### [Exercise requirements]
Read the records and gather each line that includes "nossa".

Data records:

• • • • •

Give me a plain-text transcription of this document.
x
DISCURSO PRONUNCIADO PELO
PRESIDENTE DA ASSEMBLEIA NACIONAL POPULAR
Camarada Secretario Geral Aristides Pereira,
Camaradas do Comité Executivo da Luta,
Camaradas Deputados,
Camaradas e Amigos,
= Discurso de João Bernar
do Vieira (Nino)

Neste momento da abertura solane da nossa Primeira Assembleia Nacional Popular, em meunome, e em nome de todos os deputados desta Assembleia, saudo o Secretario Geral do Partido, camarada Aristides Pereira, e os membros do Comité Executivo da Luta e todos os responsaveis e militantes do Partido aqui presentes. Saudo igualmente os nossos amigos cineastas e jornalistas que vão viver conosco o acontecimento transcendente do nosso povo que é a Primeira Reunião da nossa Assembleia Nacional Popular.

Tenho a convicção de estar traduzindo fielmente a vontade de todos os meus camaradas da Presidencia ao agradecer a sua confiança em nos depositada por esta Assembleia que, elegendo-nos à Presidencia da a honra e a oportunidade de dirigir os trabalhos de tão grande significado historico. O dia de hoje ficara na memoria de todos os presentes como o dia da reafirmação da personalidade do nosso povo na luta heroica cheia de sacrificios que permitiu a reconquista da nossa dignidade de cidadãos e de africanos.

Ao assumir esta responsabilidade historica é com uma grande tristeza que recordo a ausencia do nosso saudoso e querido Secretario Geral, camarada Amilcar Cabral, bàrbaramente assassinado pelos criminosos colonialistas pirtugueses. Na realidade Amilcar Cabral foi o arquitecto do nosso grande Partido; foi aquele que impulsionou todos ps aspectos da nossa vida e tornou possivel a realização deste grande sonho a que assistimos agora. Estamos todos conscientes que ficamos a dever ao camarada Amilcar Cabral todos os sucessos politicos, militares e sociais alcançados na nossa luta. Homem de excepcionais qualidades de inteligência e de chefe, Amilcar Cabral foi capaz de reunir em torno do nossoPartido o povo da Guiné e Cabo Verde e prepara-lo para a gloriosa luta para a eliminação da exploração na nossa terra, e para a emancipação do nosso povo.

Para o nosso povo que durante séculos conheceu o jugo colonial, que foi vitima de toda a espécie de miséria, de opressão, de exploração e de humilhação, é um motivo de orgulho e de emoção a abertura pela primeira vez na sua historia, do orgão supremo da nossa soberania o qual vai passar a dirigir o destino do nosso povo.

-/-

• • • • •

### [Finished task]
Neste momento da abertura solane da nossa Primeira Assembleia Nacional Popular, em meunome, e em nome de todos os deputados desta Assembleia, saudo o Secretario Geral do Partido, camarada Aristides Pereira, e os membros do Comité Executivo da Luta e todos os responsaveis e militantes do Partido aqui presentes. Saudo igualmente os nossos amigos cineastas e jornalistas que vão viver conosco o acontecimento transcendente do nosso povo que é a Primeira Reunião da nossa Assembleia Nacional Popular.
Tenho a convicção de estar traduzindo fielmente a vontade de todos os meus camaradas da Presidencia ao agradecer a sua confiança em nos depositada por esta Assembleia que, elegendo-nos à Presidencia da a honra e a oportunidade de dirigir os trabalhos de tão grande significado historico. O dia de hoje ficara na memoria de todos os presentes como o dia da reafirmação da personalidade do nosso povo na luta heroica cheia de sacrificios que permitiu a reconquista da nossa dignidade de cidadãos e de africanos.
Ao assumir esta responsabilidade historica é com uma grande tristeza que recordo a ausencia do nosso saudoso e querido Secretario Geral, camarada Amilcar Cabral, bàrbaramente assassinado pelos criminosos colonialistas pirtugueses. Na realidade Amilcar Cabral foi o arquitecto do nosso grande Partido; foi aquele que impulsionou todos ps aspectos da nossa vida e tornou possivel a realização deste grande sonho a que assistimos agora. Estamos todos conscientes que ficamos a dever ao camarada Amilcar Cabral todos os sucessos politicos, militares e sociais alcançados na nossa luta. Homem de excepcionais qualidades de inteligência e de chefe, Amilcar Cabral foi capaz de reunir em torno do nossoPartido o povo da Guiné e Cabo Verde e prepara-lo para a gloriosa luta para a eliminação da exploração na nossa terra, e para a emancipação do nosso povo.
Para o nosso povo que durante séculos conheceu o jugo colonial, que foi vitima de toda a espécie de miséria, de opressão, de exploração e de humilhação, é um motivo de orgulho e de emoção a abertura pela primeira vez na sua historia, do orgão supremo da nossa soberania o qual vai passar a dirigir o destino do nosso povo.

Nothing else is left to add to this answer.